(Data excerpts)

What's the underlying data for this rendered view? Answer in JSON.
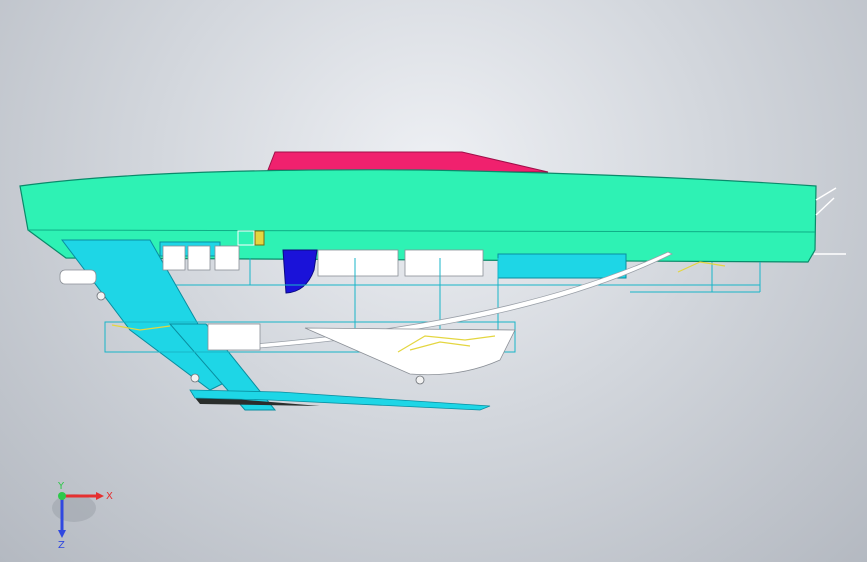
{
  "viewport": {
    "model": "boat-assembly",
    "colors": {
      "hull": "#2ef2b4",
      "hull_edge": "#0fae86",
      "deck": "#f0216e",
      "frame": "#1ed6e6",
      "rudder": "#1a12d9",
      "parts": "#ffffff",
      "hinge": "#e4d640"
    }
  },
  "triad": {
    "x_label": "X",
    "y_label": "Y",
    "z_label": "Z",
    "x_color": "#e53030",
    "y_color": "#2ec84a",
    "z_color": "#3048e0"
  }
}
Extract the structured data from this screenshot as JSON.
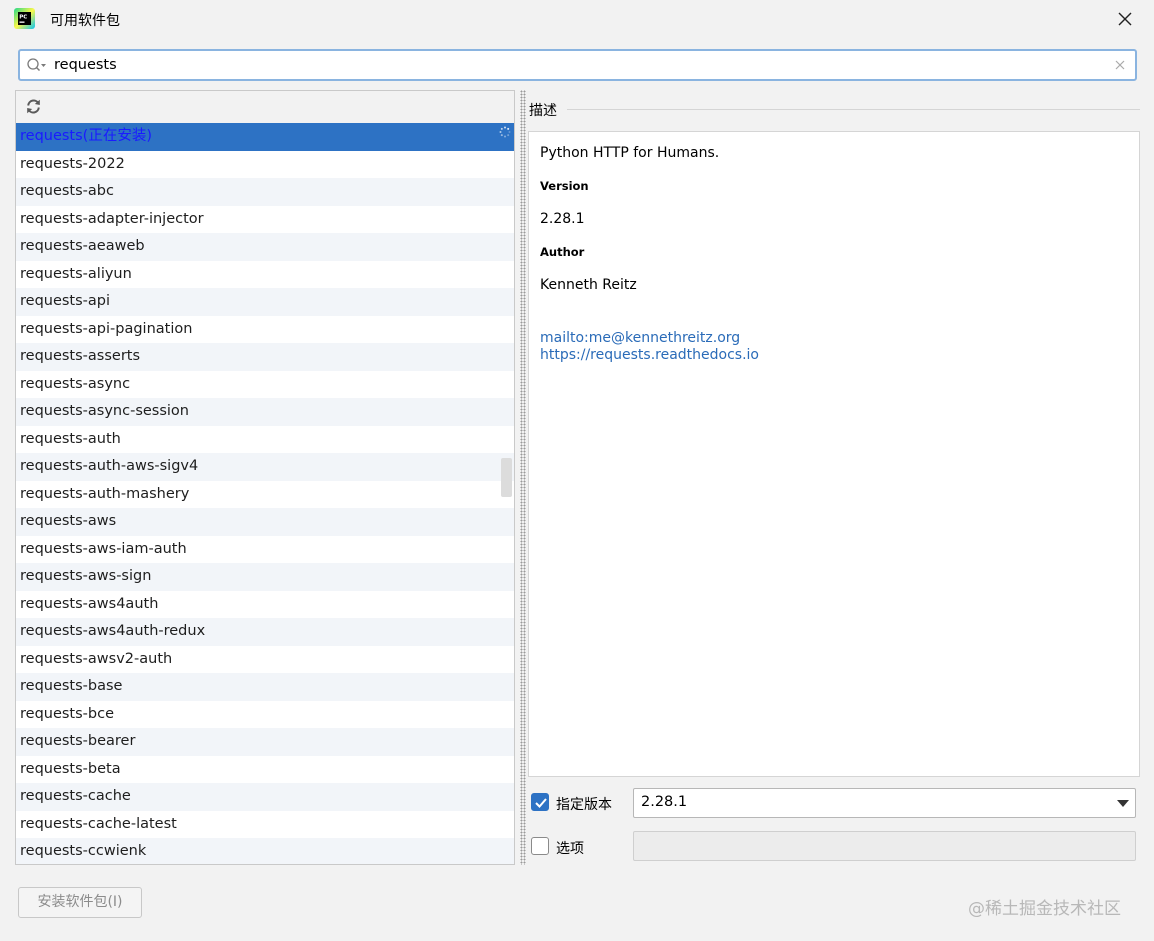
{
  "window": {
    "title": "可用软件包",
    "app_icon": "pycharm-icon"
  },
  "search": {
    "value": "requests",
    "icon": "search-icon"
  },
  "packages": [
    "requests(正在安装)",
    "requests-2022",
    "requests-abc",
    "requests-adapter-injector",
    "requests-aeaweb",
    "requests-aliyun",
    "requests-api",
    "requests-api-pagination",
    "requests-asserts",
    "requests-async",
    "requests-async-session",
    "requests-auth",
    "requests-auth-aws-sigv4",
    "requests-auth-mashery",
    "requests-aws",
    "requests-aws-iam-auth",
    "requests-aws-sign",
    "requests-aws4auth",
    "requests-aws4auth-redux",
    "requests-awsv2-auth",
    "requests-base",
    "requests-bce",
    "requests-bearer",
    "requests-beta",
    "requests-cache",
    "requests-cache-latest",
    "requests-ccwienk"
  ],
  "selected_index": 0,
  "description": {
    "header": "描述",
    "summary": "Python HTTP for Humans.",
    "version_label": "Version",
    "version_value": "2.28.1",
    "author_label": "Author",
    "author_value": "Kenneth Reitz",
    "links": [
      "mailto:me@kennethreitz.org",
      "https://requests.readthedocs.io"
    ]
  },
  "controls": {
    "specify_version_label": "指定版本",
    "specify_version_checked": true,
    "version_selected": "2.28.1",
    "options_label": "选项",
    "options_checked": false,
    "options_value": ""
  },
  "install_button": {
    "label": "安装软件包(I)",
    "enabled": false
  },
  "watermark": "@稀土掘金技术社区",
  "colors": {
    "selection": "#2d72c4",
    "link": "#2a6bb8",
    "alt_row": "#f2f5f9",
    "search_border": "#8ab4e0"
  }
}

What you will do:
Repeat the material verbatim. Do not carry over any picture.

Response to this task:
What's the underlying data for this rendered view? Answer in JSON.
{
  "viewport": {
    "model": "boat-assembly",
    "colors": {
      "hull": "#2ef2b4",
      "hull_edge": "#0fae86",
      "deck": "#f0216e",
      "frame": "#1ed6e6",
      "rudder": "#1a12d9",
      "parts": "#ffffff",
      "hinge": "#e4d640"
    }
  },
  "triad": {
    "x_label": "X",
    "y_label": "Y",
    "z_label": "Z",
    "x_color": "#e53030",
    "y_color": "#2ec84a",
    "z_color": "#3048e0"
  }
}
Extract the structured data from this screenshot as JSON.
{
  "window": {
    "title": "可用软件包",
    "app_icon": "pycharm-icon"
  },
  "search": {
    "value": "requests",
    "icon": "search-icon"
  },
  "packages": [
    "requests(正在安装)",
    "requests-2022",
    "requests-abc",
    "requests-adapter-injector",
    "requests-aeaweb",
    "requests-aliyun",
    "requests-api",
    "requests-api-pagination",
    "requests-asserts",
    "requests-async",
    "requests-async-session",
    "requests-auth",
    "requests-auth-aws-sigv4",
    "requests-auth-mashery",
    "requests-aws",
    "requests-aws-iam-auth",
    "requests-aws-sign",
    "requests-aws4auth",
    "requests-aws4auth-redux",
    "requests-awsv2-auth",
    "requests-base",
    "requests-bce",
    "requests-bearer",
    "requests-beta",
    "requests-cache",
    "requests-cache-latest",
    "requests-ccwienk"
  ],
  "selected_index": 0,
  "description": {
    "header": "描述",
    "summary": "Python HTTP for Humans.",
    "version_label": "Version",
    "version_value": "2.28.1",
    "author_label": "Author",
    "author_value": "Kenneth Reitz",
    "links": [
      "mailto:me@kennethreitz.org",
      "https://requests.readthedocs.io"
    ]
  },
  "controls": {
    "specify_version_label": "指定版本",
    "specify_version_checked": true,
    "version_selected": "2.28.1",
    "options_label": "选项",
    "options_checked": false,
    "options_value": ""
  },
  "install_button": {
    "label": "安装软件包(I)",
    "enabled": false
  },
  "watermark": "@稀土掘金技术社区",
  "colors": {
    "selection": "#2d72c4",
    "link": "#2a6bb8",
    "alt_row": "#f2f5f9",
    "search_border": "#8ab4e0"
  }
}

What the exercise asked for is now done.